Repeat the material below word for word and leave out all pictures.

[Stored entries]
[BEGIN]
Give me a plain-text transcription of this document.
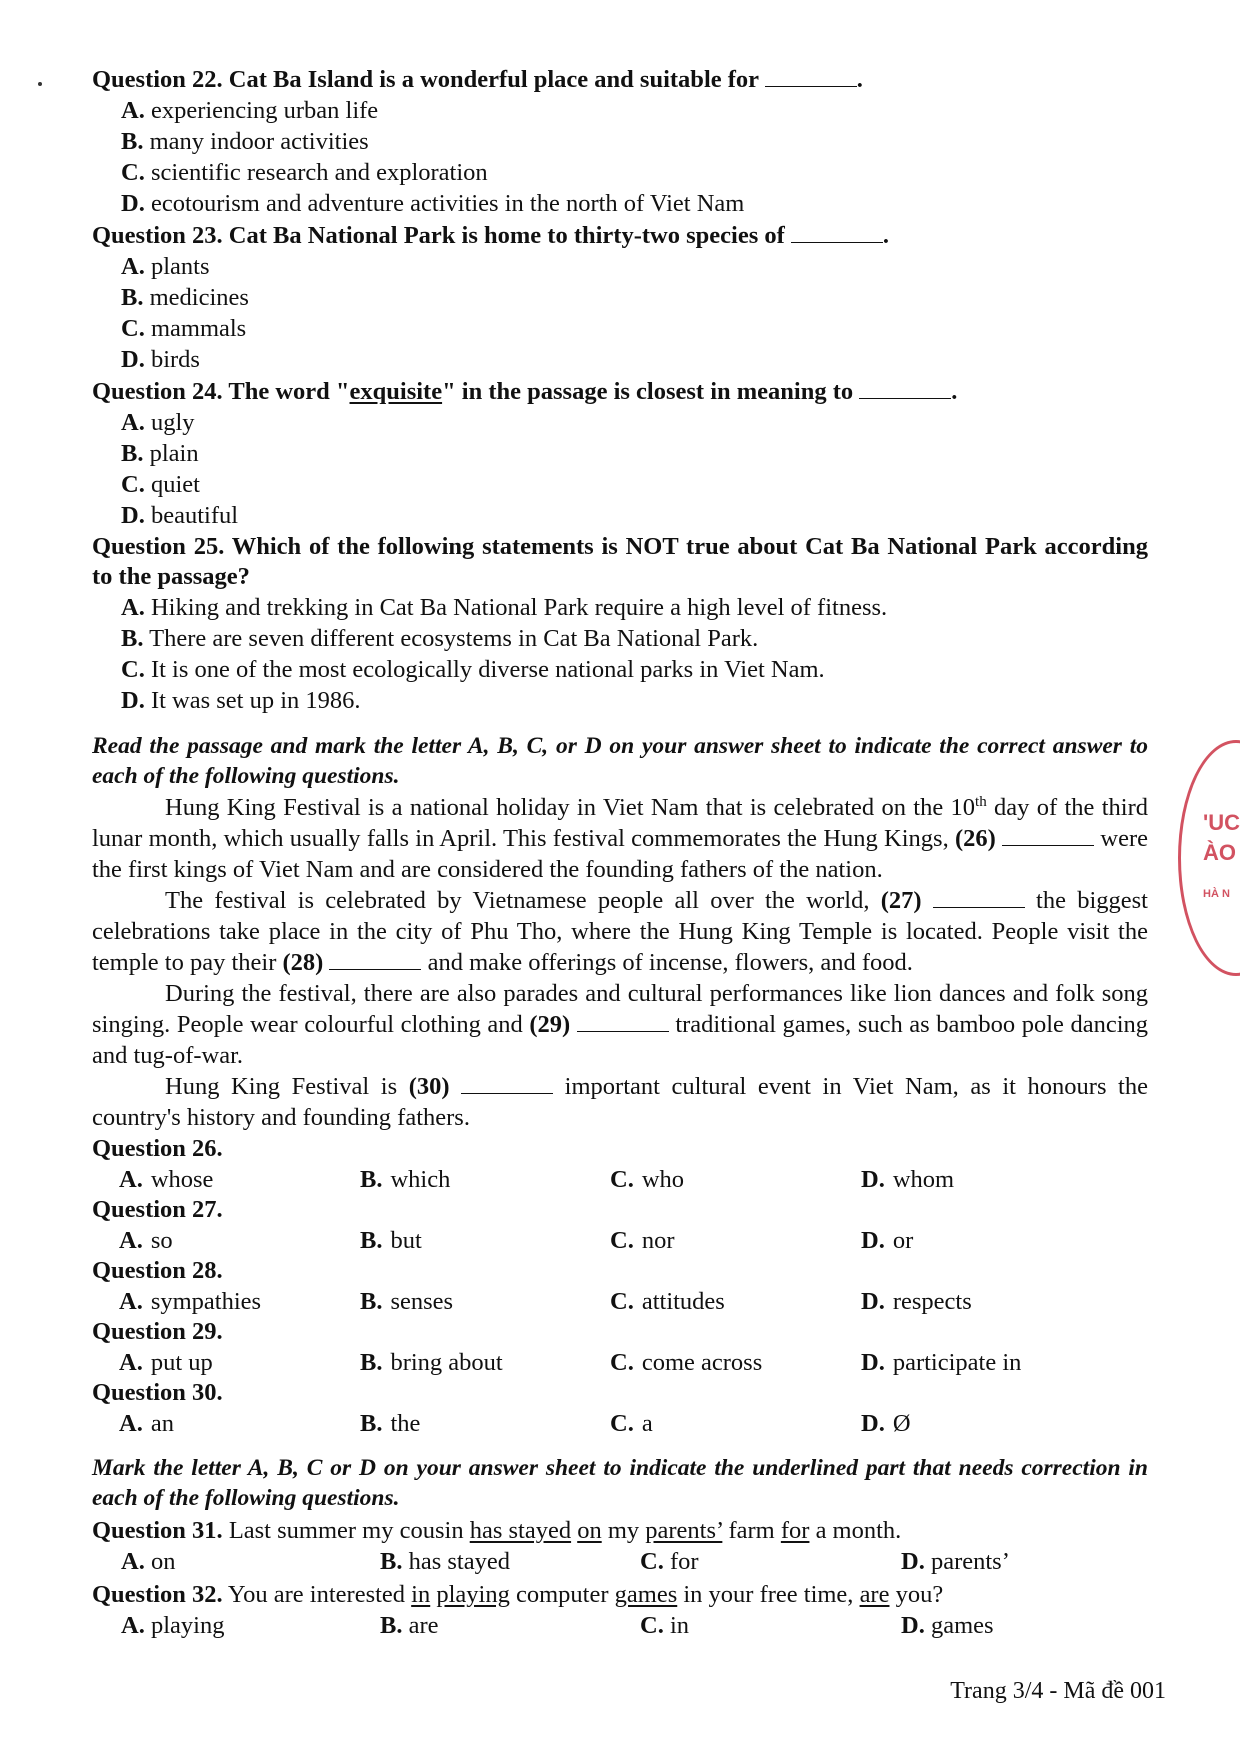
'UC
ÀO
HÀ N
Question 22. Cat Ba Island is a wonderful place and suitable for	.
A. experiencing urban life
B. many indoor activities
C. scientific research and exploration
D. ecotourism and adventure activities in the north of Viet Nam
Question 23. Cat Ba National Park is home to thirty-two species of	.
A. plants
B. medicines
C. mammals
D. birds
Question 24. The word "exquisite" in the passage is closest in meaning to	.
A. ugly
B. plain
C. quiet
D. beautiful
Question 25. Which of the following statements is NOT true about Cat Ba National Park according to the passage?
A. Hiking and trekking in Cat Ba National Park require a high level of fitness.
B. There are seven different ecosystems in Cat Ba National Park.
C. It is one of the most ecologically diverse national parks in Viet Nam.
D. It was set up in 1986.
Read the passage and mark the letter A, B, C, or D on your answer sheet to indicate the correct answer to each of the following questions.
Hung King Festival is a national holiday in Viet Nam that is celebrated on the 10th day of the third lunar month, which usually falls in April. This festival commemorates the Hung Kings, (26)	were the first kings of Viet Nam and are considered the founding fathers of the nation.
The festival is celebrated by Vietnamese people all over the world, (27)	the biggest celebrations take place in the city of Phu Tho, where the Hung King Temple is located. People visit the temple to pay their (28)	and make offerings of incense, flowers, and food.
During the festival, there are also parades and cultural performances like lion dances and folk song singing. People wear colourful clothing and (29)	traditional games, such as bamboo pole dancing and tug-of-war.
Hung King Festival is (30)	important cultural event in Viet Nam, as it honours the country's history and founding fathers.
Question 26.
A. whose	B. which	C. who	D. whom
Question 27.
A. so	B. but	C. nor	D. or
Question 28.
A. sympathies	B. senses	C. attitudes	D. respects
Question 29.
A. put up	B. bring about	C. come across	D. participate in
Question 30.
A. an	B. the	C. a	D. Ø
Mark the letter A, B, C or D on your answer sheet to indicate the underlined part that needs correction in each of the following questions.
Question 31. Last summer my cousin has stayed on my parents’ farm for a month.
A. on	B. has stayed	C. for	D. parents’
Question 32. You are interested in playing computer games in your free time, are you?
A. playing	B. are	C. in	D. games
Trang 3/4 - Mã đề 001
[END]
* [Answer for the task]
Give me a plain-text transcription of this document.
'UC
ÀO
HÀ N
Question 22. Cat Ba Island is a wonderful place and suitable for	.
A. experiencing urban life
B. many indoor activities
C. scientific research and exploration
D. ecotourism and adventure activities in the north of Viet Nam
Question 23. Cat Ba National Park is home to thirty-two species of	.
A. plants
B. medicines
C. mammals
D. birds
Question 24. The word "exquisite" in the passage is closest in meaning to	.
A. ugly
B. plain
C. quiet
D. beautiful
Question 25. Which of the following statements is NOT true about Cat Ba National Park according to the passage?
A. Hiking and trekking in Cat Ba National Park require a high level of fitness.
B. There are seven different ecosystems in Cat Ba National Park.
C. It is one of the most ecologically diverse national parks in Viet Nam.
D. It was set up in 1986.
Read the passage and mark the letter A, B, C, or D on your answer sheet to indicate the correct answer to each of the following questions.
Hung King Festival is a national holiday in Viet Nam that is celebrated on the 10th day of the third lunar month, which usually falls in April. This festival commemorates the Hung Kings, (26)	were the first kings of Viet Nam and are considered the founding fathers of the nation.
The festival is celebrated by Vietnamese people all over the world, (27)	the biggest celebrations take place in the city of Phu Tho, where the Hung King Temple is located. People visit the temple to pay their (28)	and make offerings of incense, flowers, and food.
During the festival, there are also parades and cultural performances like lion dances and folk song singing. People wear colourful clothing and (29)	traditional games, such as bamboo pole dancing and tug-of-war.
Hung King Festival is (30)	important cultural event in Viet Nam, as it honours the country's history and founding fathers.
Question 26.
A. whose	B. which	C. who	D. whom
Question 27.
A. so	B. but	C. nor	D. or
Question 28.
A. sympathies	B. senses	C. attitudes	D. respects
Question 29.
A. put up	B. bring about	C. come across	D. participate in
Question 30.
A. an	B. the	C. a	D. Ø
Mark the letter A, B, C or D on your answer sheet to indicate the underlined part that needs correction in each of the following questions.
Question 31. Last summer my cousin has stayed on my parents’ farm for a month.
A. on	B. has stayed	C. for	D. parents’
Question 32. You are interested in playing computer games in your free time, are you?
A. playing	B. are	C. in	D. games
Trang 3/4 - Mã đề 001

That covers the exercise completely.